▶ [Description of the task]: Take the records underneath and set them down exactly.

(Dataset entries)
—————

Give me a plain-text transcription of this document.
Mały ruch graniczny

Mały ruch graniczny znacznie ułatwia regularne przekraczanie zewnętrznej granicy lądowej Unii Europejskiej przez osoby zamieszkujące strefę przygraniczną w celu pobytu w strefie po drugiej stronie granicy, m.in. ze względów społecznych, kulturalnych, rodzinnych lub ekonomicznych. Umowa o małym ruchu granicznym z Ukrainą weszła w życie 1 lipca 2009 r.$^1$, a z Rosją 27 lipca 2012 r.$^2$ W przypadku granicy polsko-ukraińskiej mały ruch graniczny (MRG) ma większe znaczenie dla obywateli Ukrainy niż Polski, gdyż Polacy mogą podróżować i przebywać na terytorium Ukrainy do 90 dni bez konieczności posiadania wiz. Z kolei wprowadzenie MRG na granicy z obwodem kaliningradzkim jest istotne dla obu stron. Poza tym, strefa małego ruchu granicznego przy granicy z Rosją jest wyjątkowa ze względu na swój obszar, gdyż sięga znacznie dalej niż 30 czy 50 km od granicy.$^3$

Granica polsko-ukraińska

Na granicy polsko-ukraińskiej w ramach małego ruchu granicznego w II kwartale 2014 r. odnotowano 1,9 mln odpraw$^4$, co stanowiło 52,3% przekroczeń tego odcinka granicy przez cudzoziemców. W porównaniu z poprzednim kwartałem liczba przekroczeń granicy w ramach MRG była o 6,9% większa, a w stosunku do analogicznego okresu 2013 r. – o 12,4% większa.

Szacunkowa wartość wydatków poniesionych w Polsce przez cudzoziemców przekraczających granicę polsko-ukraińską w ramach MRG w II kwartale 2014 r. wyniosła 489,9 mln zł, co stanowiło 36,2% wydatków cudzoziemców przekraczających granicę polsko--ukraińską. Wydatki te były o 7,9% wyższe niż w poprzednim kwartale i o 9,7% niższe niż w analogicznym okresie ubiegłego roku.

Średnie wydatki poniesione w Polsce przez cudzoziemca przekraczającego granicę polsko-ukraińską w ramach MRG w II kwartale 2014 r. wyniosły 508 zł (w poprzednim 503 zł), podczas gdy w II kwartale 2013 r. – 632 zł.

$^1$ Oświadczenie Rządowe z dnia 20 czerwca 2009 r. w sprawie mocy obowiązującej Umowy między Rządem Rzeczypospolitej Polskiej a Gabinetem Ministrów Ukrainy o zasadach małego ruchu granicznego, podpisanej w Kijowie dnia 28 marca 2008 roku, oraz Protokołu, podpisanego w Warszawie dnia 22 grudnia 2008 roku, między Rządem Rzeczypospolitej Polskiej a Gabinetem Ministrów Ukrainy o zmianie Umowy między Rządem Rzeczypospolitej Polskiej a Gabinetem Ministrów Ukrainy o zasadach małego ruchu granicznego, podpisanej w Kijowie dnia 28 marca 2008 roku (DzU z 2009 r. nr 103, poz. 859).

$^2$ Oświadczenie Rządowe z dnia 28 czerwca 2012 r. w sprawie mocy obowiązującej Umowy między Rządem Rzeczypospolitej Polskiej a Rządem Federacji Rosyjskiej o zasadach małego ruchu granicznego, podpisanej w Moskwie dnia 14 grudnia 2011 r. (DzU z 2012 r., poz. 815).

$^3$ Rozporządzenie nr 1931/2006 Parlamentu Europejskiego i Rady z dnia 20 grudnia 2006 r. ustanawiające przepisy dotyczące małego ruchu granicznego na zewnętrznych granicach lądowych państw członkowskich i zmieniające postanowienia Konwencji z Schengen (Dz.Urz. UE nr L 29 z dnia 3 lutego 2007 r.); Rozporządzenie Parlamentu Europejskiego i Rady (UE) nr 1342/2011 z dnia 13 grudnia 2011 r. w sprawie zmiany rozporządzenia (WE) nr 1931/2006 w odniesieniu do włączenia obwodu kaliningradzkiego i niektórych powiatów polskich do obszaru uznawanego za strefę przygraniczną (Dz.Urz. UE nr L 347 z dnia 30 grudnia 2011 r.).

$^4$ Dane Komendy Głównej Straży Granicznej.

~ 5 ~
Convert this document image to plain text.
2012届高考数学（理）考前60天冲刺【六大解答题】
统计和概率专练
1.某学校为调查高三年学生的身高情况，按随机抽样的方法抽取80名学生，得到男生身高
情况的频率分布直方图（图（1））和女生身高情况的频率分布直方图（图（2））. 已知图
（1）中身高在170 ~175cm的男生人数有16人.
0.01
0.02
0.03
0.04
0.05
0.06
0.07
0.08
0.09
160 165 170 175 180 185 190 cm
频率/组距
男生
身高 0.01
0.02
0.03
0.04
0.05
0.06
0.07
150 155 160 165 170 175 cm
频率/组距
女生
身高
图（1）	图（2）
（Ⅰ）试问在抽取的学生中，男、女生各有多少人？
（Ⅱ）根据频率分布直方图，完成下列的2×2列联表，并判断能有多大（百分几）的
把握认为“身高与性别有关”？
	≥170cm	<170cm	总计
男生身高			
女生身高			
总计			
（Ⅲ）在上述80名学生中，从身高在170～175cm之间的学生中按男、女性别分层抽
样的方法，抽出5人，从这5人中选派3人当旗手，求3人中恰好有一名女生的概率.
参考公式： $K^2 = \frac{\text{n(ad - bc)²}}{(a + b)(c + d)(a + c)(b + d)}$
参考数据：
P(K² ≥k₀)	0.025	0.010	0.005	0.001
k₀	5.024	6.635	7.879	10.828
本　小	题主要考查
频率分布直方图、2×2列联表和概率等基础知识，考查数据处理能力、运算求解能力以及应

—————

▶ [The reply]:
Give me a plain-text transcription of this document.
Mały ruch graniczny

Mały ruch graniczny znacznie ułatwia regularne przekraczanie zewnętrznej granicy lądowej Unii Europejskiej przez osoby zamieszkujące strefę przygraniczną w celu pobytu w strefie po drugiej stronie granicy, m.in. ze względów społecznych, kulturalnych, rodzinnych lub ekonomicznych. Umowa o małym ruchu granicznym z Ukrainą weszła w życie 1 lipca 2009 r.$^1$, a z Rosją 27 lipca 2012 r.$^2$ W przypadku granicy polsko-ukraińskiej mały ruch graniczny (MRG) ma większe znaczenie dla obywateli Ukrainy niż Polski, gdyż Polacy mogą podróżować i przebywać na terytorium Ukrainy do 90 dni bez konieczności posiadania wiz. Z kolei wprowadzenie MRG na granicy z obwodem kaliningradzkim jest istotne dla obu stron. Poza tym, strefa małego ruchu granicznego przy granicy z Rosją jest wyjątkowa ze względu na swój obszar, gdyż sięga znacznie dalej niż 30 czy 50 km od granicy.$^3$

Granica polsko-ukraińska

Na granicy polsko-ukraińskiej w ramach małego ruchu granicznego w II kwartale 2014 r. odnotowano 1,9 mln odpraw$^4$, co stanowiło 52,3% przekroczeń tego odcinka granicy przez cudzoziemców. W porównaniu z poprzednim kwartałem liczba przekroczeń granicy w ramach MRG była o 6,9% większa, a w stosunku do analogicznego okresu 2013 r. – o 12,4% większa.

Szacunkowa wartość wydatków poniesionych w Polsce przez cudzoziemców przekraczających granicę polsko-ukraińską w ramach MRG w II kwartale 2014 r. wyniosła 489,9 mln zł, co stanowiło 36,2% wydatków cudzoziemców przekraczających granicę polsko--ukraińską. Wydatki te były o 7,9% wyższe niż w poprzednim kwartale i o 9,7% niższe niż w analogicznym okresie ubiegłego roku.

Średnie wydatki poniesione w Polsce przez cudzoziemca przekraczającego granicę polsko-ukraińską w ramach MRG w II kwartale 2014 r. wyniosły 508 zł (w poprzednim 503 zł), podczas gdy w II kwartale 2013 r. – 632 zł.

$^1$ Oświadczenie Rządowe z dnia 20 czerwca 2009 r. w sprawie mocy obowiązującej Umowy między Rządem Rzeczypospolitej Polskiej a Gabinetem Ministrów Ukrainy o zasadach małego ruchu granicznego, podpisanej w Kijowie dnia 28 marca 2008 roku, oraz Protokołu, podpisanego w Warszawie dnia 22 grudnia 2008 roku, między Rządem Rzeczypospolitej Polskiej a Gabinetem Ministrów Ukrainy o zmianie Umowy między Rządem Rzeczypospolitej Polskiej a Gabinetem Ministrów Ukrainy o zasadach małego ruchu granicznego, podpisanej w Kijowie dnia 28 marca 2008 roku (DzU z 2009 r. nr 103, poz. 859).

$^2$ Oświadczenie Rządowe z dnia 28 czerwca 2012 r. w sprawie mocy obowiązującej Umowy między Rządem Rzeczypospolitej Polskiej a Rządem Federacji Rosyjskiej o zasadach małego ruchu granicznego, podpisanej w Moskwie dnia 14 grudnia 2011 r. (DzU z 2012 r., poz. 815).

$^3$ Rozporządzenie nr 1931/2006 Parlamentu Europejskiego i Rady z dnia 20 grudnia 2006 r. ustanawiające przepisy dotyczące małego ruchu granicznego na zewnętrznych granicach lądowych państw członkowskich i zmieniające postanowienia Konwencji z Schengen (Dz.Urz. UE nr L 29 z dnia 3 lutego 2007 r.); Rozporządzenie Parlamentu Europejskiego i Rady (UE) nr 1342/2011 z dnia 13 grudnia 2011 r. w sprawie zmiany rozporządzenia (WE) nr 1931/2006 w odniesieniu do włączenia obwodu kaliningradzkiego i niektórych powiatów polskich do obszaru uznawanego za strefę przygraniczną (Dz.Urz. UE nr L 347 z dnia 30 grudnia 2011 r.).

$^4$ Dane Komendy Głównej Straży Granicznej.

~ 5 ~
Convert this document image to plain text.
2012届高考数学（理）考前60天冲刺【六大解答题】
统计和概率专练
1.某学校为调查高三年学生的身高情况，按随机抽样的方法抽取80名学生，得到男生身高
情况的频率分布直方图（图（1））和女生身高情况的频率分布直方图（图（2））. 已知图
（1）中身高在170 ~175cm的男生人数有16人.
0.01
0.02
0.03
0.04
0.05
0.06
0.07
0.08
0.09
160 165 170 175 180 185 190 cm
频率/组距
男生
身高 0.01
0.02
0.03
0.04
0.05
0.06
0.07
150 155 160 165 170 175 cm
频率/组距
女生
身高
图（1）	图（2）
（Ⅰ）试问在抽取的学生中，男、女生各有多少人？
（Ⅱ）根据频率分布直方图，完成下列的2×2列联表，并判断能有多大（百分几）的
把握认为“身高与性别有关”？
	≥170cm	<170cm	总计
男生身高			
女生身高			
总计			
（Ⅲ）在上述80名学生中，从身高在170～175cm之间的学生中按男、女性别分层抽
样的方法，抽出5人，从这5人中选派3人当旗手，求3人中恰好有一名女生的概率.
参考公式： $K^2 = \frac{\text{n(ad - bc)²}}{(a + b)(c + d)(a + c)(b + d)}$
参考数据：
P(K² ≥k₀)	0.025	0.010	0.005	0.001
k₀	5.024	6.635	7.879	10.828
本　小	题主要考查
频率分布直方图、2×2列联表和概率等基础知识，考查数据处理能力、运算求解能力以及应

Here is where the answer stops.